> [Exercise details]: Copy all lines that contain the word "Trisakti".

> [Dataset entries]:
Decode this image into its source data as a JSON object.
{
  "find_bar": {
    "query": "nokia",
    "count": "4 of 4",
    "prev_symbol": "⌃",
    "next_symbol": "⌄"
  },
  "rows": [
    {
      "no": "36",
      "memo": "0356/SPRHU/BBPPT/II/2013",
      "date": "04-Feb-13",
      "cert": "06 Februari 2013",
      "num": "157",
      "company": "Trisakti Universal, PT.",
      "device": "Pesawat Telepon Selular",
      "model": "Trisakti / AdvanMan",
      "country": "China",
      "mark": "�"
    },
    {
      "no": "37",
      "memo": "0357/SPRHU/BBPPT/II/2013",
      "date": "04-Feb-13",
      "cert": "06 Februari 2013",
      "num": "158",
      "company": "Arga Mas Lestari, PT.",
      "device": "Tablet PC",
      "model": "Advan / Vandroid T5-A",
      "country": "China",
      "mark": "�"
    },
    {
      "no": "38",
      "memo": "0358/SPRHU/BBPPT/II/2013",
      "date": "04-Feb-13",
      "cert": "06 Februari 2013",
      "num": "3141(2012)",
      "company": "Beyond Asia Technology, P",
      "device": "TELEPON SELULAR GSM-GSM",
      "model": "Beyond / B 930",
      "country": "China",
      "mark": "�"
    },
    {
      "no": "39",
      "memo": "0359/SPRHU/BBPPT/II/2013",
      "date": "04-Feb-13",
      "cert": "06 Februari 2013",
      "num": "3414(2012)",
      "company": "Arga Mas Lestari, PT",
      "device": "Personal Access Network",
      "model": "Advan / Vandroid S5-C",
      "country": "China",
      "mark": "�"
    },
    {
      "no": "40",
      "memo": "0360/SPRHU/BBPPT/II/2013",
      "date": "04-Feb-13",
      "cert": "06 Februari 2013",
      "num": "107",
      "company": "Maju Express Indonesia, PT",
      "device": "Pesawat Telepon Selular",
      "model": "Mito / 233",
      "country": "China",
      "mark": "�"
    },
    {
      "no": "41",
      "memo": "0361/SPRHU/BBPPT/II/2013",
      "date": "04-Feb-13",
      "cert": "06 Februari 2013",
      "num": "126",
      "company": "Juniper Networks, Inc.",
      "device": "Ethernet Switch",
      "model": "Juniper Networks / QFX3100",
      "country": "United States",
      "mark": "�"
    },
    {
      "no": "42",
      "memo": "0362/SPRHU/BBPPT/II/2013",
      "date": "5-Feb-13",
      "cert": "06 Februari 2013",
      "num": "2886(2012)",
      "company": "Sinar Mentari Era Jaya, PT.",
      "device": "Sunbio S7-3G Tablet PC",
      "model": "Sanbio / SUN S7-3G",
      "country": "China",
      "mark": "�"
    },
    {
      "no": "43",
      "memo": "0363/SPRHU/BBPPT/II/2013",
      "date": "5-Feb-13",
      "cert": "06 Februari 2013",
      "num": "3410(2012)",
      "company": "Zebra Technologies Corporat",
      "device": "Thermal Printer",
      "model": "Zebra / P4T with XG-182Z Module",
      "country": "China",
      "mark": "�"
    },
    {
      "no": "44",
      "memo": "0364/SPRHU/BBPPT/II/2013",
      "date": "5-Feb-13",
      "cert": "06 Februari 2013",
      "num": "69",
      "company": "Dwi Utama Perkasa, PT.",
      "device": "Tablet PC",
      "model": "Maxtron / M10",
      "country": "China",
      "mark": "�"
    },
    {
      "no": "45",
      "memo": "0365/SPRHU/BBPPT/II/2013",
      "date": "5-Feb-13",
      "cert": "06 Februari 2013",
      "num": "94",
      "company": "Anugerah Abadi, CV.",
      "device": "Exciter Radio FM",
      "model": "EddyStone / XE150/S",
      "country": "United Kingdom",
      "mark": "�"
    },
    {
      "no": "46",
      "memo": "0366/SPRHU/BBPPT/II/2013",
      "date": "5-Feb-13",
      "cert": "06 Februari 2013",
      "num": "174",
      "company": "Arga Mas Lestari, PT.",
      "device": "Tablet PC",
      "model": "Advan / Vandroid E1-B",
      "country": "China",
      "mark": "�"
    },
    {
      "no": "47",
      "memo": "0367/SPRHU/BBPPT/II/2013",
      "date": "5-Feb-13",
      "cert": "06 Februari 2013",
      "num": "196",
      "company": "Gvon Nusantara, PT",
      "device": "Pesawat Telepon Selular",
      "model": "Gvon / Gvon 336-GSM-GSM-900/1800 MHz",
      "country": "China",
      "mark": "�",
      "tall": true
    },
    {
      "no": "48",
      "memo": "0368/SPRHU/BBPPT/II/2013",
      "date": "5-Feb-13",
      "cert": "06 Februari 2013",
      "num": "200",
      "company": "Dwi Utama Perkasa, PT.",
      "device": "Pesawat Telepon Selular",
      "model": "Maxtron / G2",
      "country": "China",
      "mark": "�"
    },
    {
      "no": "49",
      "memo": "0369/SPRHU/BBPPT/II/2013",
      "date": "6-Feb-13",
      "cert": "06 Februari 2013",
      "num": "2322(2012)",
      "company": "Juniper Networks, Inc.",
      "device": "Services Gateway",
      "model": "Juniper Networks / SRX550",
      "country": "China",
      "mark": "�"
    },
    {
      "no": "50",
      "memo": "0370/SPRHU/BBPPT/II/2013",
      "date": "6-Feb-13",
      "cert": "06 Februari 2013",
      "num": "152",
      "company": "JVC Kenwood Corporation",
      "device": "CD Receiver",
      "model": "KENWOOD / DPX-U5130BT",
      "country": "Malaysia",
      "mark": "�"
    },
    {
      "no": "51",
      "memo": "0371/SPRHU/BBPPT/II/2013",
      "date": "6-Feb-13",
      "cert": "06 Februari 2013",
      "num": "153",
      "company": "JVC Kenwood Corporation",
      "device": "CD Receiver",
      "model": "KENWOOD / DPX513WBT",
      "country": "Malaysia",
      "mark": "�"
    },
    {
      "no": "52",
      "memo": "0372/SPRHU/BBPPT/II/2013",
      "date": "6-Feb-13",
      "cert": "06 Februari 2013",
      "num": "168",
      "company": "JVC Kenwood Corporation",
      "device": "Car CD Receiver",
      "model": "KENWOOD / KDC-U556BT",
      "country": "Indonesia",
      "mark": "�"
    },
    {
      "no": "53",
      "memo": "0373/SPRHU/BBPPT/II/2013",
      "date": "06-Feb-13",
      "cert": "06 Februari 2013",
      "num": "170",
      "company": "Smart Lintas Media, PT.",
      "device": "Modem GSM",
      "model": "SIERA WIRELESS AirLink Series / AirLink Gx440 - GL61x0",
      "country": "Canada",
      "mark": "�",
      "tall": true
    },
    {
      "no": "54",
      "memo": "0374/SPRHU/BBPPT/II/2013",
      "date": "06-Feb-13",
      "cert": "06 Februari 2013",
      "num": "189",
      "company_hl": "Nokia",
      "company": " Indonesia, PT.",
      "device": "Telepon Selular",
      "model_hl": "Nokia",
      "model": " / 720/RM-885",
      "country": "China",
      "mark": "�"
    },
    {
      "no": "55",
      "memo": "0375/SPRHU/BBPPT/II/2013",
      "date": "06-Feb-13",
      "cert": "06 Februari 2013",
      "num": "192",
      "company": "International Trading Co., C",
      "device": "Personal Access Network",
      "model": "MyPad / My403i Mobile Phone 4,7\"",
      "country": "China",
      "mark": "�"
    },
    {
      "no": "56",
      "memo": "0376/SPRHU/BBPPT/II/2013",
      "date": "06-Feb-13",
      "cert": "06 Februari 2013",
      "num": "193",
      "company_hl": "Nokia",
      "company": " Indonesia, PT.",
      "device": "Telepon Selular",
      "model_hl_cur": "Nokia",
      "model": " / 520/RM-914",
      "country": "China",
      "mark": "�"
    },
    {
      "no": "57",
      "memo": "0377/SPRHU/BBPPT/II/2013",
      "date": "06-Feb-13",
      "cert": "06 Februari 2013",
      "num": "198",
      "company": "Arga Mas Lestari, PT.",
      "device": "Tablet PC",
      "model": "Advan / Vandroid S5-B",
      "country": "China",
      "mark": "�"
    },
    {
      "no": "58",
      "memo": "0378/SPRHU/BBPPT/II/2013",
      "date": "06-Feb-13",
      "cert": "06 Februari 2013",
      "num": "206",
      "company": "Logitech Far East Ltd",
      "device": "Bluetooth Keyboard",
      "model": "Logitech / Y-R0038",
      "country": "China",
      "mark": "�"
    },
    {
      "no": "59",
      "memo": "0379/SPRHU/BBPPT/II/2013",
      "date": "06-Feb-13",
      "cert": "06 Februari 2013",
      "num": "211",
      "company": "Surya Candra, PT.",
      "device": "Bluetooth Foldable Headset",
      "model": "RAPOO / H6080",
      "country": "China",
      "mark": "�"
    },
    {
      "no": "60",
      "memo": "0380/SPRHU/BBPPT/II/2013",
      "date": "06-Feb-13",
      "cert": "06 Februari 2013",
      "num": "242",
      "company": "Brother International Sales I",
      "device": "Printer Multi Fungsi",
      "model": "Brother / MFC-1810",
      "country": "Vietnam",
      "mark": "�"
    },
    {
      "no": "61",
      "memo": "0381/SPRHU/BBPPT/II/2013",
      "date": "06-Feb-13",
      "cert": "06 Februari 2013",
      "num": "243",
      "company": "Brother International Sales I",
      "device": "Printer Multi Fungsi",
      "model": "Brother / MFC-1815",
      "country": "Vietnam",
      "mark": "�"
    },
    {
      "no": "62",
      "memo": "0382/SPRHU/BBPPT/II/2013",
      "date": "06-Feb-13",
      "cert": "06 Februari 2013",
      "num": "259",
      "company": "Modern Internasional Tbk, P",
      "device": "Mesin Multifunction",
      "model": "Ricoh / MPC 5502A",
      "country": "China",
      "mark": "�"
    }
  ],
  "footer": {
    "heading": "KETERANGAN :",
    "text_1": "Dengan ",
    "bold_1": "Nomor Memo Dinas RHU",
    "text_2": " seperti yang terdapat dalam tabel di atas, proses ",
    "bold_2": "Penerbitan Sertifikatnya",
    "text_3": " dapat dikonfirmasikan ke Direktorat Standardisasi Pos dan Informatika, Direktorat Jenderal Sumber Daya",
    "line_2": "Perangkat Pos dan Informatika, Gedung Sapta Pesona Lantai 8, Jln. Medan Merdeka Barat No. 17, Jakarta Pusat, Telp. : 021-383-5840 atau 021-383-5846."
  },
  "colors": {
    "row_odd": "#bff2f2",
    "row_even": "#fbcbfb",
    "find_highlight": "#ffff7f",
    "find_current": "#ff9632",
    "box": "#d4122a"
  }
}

> [Solution to this exercise]:
      "company": "Trisakti Universal, PT.",
      "model": "Trisakti / AdvanMan",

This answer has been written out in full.